Determine the number of lines that have the string "NMIA" in them, and give only that number.

◇ ◇ ◇ ◇ ◇ ◇ ◇

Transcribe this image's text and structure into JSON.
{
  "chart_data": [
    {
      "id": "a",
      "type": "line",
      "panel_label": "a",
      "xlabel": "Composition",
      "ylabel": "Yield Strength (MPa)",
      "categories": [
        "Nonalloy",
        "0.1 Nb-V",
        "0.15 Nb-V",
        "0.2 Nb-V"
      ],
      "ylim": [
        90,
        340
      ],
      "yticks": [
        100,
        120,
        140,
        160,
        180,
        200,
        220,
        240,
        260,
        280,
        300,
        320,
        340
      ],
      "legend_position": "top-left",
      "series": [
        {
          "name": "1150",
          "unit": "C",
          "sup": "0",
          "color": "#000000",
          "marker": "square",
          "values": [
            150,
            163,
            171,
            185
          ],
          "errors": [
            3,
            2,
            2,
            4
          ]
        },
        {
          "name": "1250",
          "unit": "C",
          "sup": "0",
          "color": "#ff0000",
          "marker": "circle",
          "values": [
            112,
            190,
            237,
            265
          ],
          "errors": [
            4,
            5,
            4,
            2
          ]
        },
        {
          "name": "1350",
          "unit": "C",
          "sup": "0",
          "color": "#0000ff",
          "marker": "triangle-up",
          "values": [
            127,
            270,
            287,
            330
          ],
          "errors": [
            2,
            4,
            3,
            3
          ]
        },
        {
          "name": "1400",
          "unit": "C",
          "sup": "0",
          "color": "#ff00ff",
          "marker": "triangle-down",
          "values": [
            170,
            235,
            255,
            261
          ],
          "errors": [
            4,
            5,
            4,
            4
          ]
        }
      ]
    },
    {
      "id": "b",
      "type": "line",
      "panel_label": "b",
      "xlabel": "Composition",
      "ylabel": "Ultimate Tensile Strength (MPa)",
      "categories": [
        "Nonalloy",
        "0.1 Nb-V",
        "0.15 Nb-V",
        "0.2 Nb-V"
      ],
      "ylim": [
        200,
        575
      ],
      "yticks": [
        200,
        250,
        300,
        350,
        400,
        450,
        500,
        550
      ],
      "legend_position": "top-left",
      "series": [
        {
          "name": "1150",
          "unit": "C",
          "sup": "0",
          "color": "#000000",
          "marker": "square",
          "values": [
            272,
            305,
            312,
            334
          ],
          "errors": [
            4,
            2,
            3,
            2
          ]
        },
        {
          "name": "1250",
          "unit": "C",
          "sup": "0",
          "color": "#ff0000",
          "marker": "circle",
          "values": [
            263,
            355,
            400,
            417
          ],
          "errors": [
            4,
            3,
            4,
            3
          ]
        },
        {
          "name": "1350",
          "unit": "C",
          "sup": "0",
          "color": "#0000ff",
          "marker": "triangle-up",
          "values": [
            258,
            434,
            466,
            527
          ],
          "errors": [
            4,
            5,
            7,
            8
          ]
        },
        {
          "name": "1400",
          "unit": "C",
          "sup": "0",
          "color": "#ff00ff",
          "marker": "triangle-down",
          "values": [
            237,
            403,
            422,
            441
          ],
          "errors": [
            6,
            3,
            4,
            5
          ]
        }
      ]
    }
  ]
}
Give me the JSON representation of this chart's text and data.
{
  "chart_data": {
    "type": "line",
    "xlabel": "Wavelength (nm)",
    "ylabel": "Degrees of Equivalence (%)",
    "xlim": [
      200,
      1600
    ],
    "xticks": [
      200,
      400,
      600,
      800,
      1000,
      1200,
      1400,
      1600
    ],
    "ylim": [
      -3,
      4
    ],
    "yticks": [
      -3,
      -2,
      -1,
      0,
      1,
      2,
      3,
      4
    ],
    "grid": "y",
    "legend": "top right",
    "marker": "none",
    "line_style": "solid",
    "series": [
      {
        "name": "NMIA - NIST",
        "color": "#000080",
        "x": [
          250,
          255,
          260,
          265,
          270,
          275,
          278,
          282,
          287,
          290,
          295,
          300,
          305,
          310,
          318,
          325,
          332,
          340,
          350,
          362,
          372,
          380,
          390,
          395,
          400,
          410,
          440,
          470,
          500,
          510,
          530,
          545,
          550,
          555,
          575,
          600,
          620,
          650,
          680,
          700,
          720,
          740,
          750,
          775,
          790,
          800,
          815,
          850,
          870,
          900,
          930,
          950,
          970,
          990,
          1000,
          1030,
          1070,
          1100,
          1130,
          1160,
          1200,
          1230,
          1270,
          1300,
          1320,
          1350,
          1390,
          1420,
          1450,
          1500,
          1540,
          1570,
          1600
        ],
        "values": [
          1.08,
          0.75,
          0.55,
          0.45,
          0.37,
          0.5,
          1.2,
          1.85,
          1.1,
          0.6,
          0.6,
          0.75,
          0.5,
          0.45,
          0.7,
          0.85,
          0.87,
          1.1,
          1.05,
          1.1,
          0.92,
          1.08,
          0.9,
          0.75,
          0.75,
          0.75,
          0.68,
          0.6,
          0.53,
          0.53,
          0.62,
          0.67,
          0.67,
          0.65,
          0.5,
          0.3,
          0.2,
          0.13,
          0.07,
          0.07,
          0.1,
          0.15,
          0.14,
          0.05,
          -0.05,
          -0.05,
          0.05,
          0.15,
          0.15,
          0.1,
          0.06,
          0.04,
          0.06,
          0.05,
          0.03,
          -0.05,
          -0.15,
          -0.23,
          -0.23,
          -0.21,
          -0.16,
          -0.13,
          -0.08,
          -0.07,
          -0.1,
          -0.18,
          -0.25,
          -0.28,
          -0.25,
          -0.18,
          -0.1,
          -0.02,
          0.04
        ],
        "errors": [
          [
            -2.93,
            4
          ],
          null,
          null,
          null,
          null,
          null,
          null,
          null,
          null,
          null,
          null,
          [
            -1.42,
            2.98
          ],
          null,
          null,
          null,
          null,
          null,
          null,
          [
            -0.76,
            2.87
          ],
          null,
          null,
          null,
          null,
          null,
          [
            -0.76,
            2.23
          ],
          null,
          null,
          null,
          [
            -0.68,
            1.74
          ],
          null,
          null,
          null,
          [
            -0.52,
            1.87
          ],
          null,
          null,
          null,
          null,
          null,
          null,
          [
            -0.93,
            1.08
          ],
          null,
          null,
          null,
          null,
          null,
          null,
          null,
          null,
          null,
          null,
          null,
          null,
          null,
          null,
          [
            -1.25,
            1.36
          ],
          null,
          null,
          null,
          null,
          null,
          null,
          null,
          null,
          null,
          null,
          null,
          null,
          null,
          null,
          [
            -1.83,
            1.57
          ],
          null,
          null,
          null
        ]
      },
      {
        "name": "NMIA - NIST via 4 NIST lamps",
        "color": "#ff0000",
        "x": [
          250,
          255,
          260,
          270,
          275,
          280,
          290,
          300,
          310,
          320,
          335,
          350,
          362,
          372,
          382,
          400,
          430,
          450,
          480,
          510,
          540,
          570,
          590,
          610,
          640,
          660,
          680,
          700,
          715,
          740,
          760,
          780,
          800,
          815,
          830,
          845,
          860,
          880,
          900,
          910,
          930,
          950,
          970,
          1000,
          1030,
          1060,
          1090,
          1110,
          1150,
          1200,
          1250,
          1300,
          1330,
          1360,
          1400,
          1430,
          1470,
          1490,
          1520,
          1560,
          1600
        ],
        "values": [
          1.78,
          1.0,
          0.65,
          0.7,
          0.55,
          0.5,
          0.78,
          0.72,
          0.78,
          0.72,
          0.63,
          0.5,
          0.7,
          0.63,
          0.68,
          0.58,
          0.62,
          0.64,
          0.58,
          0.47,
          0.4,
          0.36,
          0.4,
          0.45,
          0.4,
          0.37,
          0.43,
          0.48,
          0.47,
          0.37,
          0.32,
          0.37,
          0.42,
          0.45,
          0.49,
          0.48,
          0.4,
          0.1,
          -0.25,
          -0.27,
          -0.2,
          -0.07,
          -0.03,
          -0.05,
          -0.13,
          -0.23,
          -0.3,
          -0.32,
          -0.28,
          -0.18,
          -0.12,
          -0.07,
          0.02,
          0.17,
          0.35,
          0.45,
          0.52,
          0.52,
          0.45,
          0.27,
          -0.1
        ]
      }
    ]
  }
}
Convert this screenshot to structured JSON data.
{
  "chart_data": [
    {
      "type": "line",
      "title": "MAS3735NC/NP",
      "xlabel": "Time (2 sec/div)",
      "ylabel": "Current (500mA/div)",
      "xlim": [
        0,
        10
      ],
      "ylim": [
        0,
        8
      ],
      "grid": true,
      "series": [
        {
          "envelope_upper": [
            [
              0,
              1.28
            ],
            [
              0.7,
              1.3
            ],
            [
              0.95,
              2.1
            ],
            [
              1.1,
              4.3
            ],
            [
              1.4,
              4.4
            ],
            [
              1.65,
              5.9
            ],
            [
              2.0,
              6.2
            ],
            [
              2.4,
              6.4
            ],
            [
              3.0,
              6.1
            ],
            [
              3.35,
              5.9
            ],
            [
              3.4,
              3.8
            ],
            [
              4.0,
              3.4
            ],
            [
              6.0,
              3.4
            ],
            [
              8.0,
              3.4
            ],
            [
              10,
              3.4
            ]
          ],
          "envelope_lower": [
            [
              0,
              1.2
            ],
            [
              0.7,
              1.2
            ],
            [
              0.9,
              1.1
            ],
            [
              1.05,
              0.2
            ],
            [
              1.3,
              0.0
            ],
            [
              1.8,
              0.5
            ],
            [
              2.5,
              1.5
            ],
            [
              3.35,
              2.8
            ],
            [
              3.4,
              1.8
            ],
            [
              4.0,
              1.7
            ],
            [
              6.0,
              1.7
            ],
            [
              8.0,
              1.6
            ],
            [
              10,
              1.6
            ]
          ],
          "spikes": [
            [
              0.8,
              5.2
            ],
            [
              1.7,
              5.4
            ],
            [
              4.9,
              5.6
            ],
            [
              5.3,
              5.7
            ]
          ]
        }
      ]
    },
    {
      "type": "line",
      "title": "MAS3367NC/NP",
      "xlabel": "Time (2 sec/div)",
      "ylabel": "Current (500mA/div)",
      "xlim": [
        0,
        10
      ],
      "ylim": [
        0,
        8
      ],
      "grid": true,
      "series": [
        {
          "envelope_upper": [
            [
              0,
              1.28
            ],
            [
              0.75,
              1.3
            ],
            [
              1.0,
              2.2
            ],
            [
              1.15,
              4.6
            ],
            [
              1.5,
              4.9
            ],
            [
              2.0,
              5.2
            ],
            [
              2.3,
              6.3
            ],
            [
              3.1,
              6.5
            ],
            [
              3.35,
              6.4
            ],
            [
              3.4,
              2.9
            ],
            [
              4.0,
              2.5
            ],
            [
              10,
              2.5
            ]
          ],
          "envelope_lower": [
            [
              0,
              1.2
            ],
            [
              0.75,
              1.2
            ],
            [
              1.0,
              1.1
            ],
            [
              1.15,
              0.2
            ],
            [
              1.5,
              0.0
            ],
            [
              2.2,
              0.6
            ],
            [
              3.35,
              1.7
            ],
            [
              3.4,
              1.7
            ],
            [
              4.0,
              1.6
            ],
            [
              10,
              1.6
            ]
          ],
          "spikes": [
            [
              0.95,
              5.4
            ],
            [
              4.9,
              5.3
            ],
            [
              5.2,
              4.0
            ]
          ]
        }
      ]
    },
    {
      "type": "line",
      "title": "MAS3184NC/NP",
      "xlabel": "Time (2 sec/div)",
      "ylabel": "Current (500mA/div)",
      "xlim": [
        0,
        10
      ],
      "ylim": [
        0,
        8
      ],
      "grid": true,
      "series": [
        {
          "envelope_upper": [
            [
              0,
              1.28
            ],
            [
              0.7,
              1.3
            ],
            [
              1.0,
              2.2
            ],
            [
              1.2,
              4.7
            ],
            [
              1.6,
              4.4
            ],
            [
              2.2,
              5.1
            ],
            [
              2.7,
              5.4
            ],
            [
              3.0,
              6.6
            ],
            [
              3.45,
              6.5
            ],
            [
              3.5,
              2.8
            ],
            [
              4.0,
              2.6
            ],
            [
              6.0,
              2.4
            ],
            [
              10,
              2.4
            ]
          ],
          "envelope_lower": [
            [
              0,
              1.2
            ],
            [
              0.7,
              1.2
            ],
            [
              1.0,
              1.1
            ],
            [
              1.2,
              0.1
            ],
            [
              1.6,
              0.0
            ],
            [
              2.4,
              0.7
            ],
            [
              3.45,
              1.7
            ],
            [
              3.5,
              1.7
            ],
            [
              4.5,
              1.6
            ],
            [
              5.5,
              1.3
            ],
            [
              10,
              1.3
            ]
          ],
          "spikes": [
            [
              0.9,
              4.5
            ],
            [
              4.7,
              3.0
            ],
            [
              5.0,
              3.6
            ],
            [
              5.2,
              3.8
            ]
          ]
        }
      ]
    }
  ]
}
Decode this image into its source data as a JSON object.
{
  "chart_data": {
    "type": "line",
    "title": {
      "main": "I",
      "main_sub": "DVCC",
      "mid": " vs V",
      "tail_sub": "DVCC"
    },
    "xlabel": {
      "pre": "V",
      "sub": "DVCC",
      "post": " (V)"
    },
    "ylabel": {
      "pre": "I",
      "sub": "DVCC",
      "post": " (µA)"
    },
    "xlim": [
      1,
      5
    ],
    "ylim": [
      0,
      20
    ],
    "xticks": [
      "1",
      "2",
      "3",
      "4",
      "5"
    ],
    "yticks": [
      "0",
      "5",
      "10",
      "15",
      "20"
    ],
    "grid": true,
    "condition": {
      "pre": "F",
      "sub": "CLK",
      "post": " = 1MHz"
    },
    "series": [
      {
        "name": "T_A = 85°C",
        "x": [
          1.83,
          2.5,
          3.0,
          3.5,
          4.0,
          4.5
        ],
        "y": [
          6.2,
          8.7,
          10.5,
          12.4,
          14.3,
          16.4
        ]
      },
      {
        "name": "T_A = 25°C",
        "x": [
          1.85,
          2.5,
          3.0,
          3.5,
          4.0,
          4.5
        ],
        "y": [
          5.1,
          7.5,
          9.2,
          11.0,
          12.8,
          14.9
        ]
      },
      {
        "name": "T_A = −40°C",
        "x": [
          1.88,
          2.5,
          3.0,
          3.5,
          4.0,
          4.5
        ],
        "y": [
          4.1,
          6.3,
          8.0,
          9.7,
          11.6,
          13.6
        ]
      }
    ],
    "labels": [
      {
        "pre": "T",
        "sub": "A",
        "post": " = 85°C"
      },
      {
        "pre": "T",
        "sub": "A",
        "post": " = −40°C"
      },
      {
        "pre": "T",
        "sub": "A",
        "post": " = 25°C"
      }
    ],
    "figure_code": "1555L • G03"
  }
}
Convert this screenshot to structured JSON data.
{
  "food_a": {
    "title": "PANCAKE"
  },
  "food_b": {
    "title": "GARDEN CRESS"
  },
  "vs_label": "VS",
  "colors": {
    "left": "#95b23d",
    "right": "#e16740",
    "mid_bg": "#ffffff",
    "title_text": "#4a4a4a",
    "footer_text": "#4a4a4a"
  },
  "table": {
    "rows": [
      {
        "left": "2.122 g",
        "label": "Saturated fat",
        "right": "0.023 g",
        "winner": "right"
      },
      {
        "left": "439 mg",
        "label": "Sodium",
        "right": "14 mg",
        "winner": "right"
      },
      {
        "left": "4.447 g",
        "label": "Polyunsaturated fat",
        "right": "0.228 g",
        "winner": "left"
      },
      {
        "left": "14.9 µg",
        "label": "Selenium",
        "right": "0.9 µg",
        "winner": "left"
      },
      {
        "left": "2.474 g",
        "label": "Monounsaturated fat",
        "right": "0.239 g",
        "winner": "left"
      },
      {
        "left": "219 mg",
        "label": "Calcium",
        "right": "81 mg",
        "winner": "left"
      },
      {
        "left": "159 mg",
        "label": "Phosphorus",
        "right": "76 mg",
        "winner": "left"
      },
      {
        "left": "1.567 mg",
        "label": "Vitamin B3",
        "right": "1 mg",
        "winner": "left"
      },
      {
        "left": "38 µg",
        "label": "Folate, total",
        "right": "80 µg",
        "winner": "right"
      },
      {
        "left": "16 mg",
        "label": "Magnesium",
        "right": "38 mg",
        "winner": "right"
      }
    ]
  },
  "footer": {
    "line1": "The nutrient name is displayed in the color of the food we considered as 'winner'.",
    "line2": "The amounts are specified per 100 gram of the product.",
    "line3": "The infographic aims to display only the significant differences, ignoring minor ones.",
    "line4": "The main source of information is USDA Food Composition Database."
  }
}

◇ ◇ ◇ ◇ ◇ ◇ ◇

Output of the task:
2